**Exercise instructions**.
Word for word, print each line of the listing below; pictures stay out.

#### Dataset

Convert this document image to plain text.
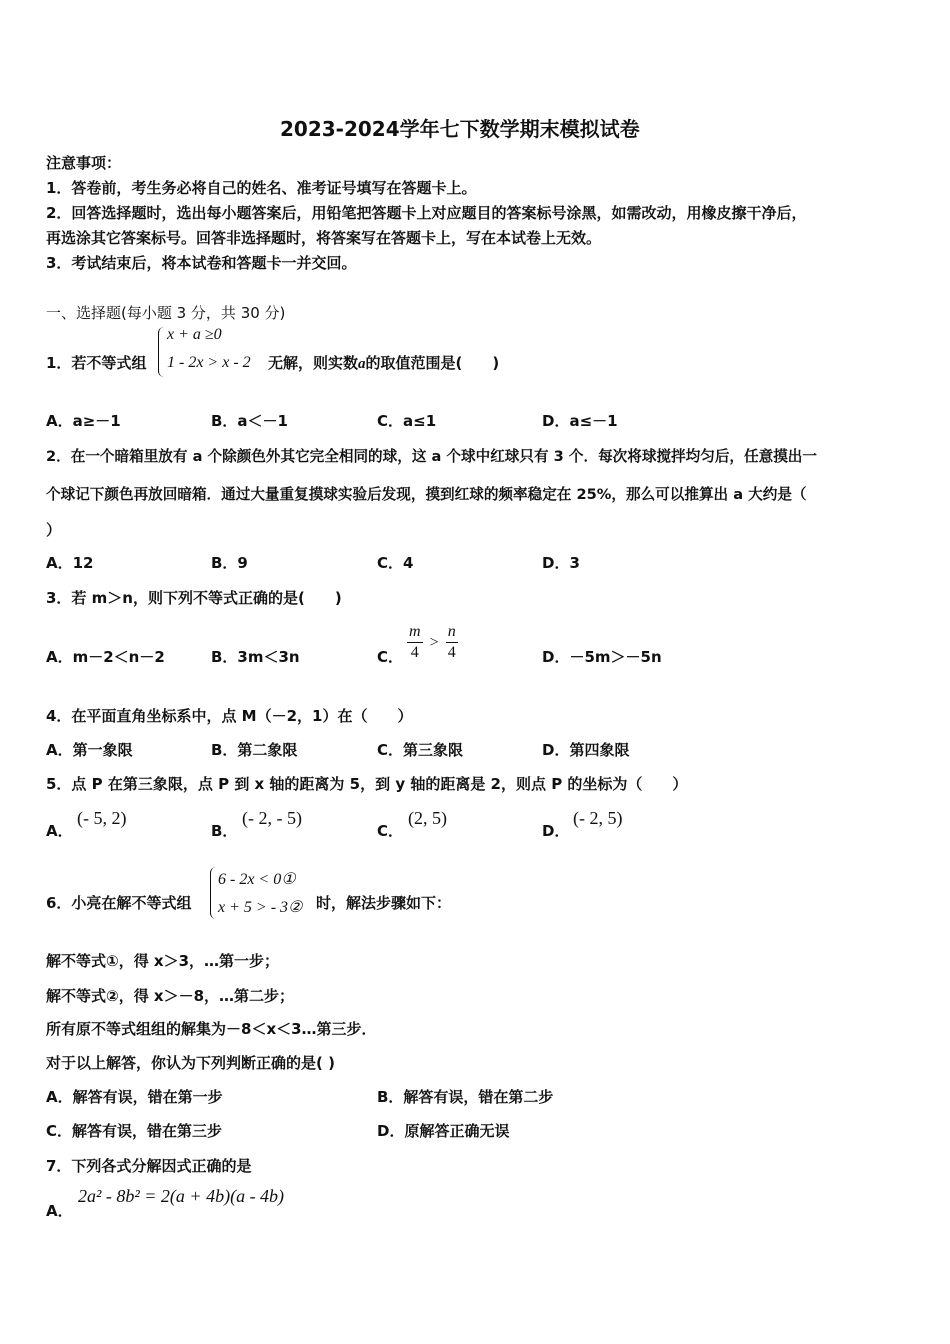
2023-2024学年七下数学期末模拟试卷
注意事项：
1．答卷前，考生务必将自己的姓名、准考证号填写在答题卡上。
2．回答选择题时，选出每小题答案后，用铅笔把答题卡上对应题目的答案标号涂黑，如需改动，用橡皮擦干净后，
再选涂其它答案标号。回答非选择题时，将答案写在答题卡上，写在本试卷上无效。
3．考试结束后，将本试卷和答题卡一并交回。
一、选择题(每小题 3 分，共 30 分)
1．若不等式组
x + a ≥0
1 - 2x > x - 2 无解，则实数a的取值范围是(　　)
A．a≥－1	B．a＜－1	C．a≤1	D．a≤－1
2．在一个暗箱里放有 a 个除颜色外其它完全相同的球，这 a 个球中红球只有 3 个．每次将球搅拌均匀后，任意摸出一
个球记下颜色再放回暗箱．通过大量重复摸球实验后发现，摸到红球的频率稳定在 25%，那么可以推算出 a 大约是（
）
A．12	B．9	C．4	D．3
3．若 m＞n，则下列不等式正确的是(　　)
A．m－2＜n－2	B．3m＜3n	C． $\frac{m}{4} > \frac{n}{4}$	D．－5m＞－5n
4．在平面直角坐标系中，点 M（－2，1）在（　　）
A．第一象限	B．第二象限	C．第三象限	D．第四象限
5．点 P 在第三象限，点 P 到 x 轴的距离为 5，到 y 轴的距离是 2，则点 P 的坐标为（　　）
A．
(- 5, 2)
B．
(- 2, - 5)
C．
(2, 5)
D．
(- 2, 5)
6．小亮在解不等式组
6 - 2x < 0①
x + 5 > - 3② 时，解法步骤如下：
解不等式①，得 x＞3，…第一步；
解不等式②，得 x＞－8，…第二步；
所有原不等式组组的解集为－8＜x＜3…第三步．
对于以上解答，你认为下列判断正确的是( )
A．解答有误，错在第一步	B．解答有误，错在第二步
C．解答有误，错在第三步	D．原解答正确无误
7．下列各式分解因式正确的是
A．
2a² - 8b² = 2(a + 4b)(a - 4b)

########

**Result of this exercise**.
Convert this document image to plain text.
2023-2024学年七下数学期末模拟试卷
注意事项：
1．答卷前，考生务必将自己的姓名、准考证号填写在答题卡上。
2．回答选择题时，选出每小题答案后，用铅笔把答题卡上对应题目的答案标号涂黑，如需改动，用橡皮擦干净后，
再选涂其它答案标号。回答非选择题时，将答案写在答题卡上，写在本试卷上无效。
3．考试结束后，将本试卷和答题卡一并交回。
一、选择题(每小题 3 分，共 30 分)
1．若不等式组
x + a ≥0
1 - 2x > x - 2 无解，则实数a的取值范围是(　　)
A．a≥－1	B．a＜－1	C．a≤1	D．a≤－1
2．在一个暗箱里放有 a 个除颜色外其它完全相同的球，这 a 个球中红球只有 3 个．每次将球搅拌均匀后，任意摸出一
个球记下颜色再放回暗箱．通过大量重复摸球实验后发现，摸到红球的频率稳定在 25%，那么可以推算出 a 大约是（
）
A．12	B．9	C．4	D．3
3．若 m＞n，则下列不等式正确的是(　　)
A．m－2＜n－2	B．3m＜3n	C． $\frac{m}{4} > \frac{n}{4}$	D．－5m＞－5n
4．在平面直角坐标系中，点 M（－2，1）在（　　）
A．第一象限	B．第二象限	C．第三象限	D．第四象限
5．点 P 在第三象限，点 P 到 x 轴的距离为 5，到 y 轴的距离是 2，则点 P 的坐标为（　　）
A．
(- 5, 2)
B．
(- 2, - 5)
C．
(2, 5)
D．
(- 2, 5)
6．小亮在解不等式组
6 - 2x < 0①
x + 5 > - 3② 时，解法步骤如下：
解不等式①，得 x＞3，…第一步；
解不等式②，得 x＞－8，…第二步；
所有原不等式组组的解集为－8＜x＜3…第三步．
对于以上解答，你认为下列判断正确的是( )
A．解答有误，错在第一步	B．解答有误，错在第二步
C．解答有误，错在第三步	D．原解答正确无误
7．下列各式分解因式正确的是
A．
2a² - 8b² = 2(a + 4b)(a - 4b)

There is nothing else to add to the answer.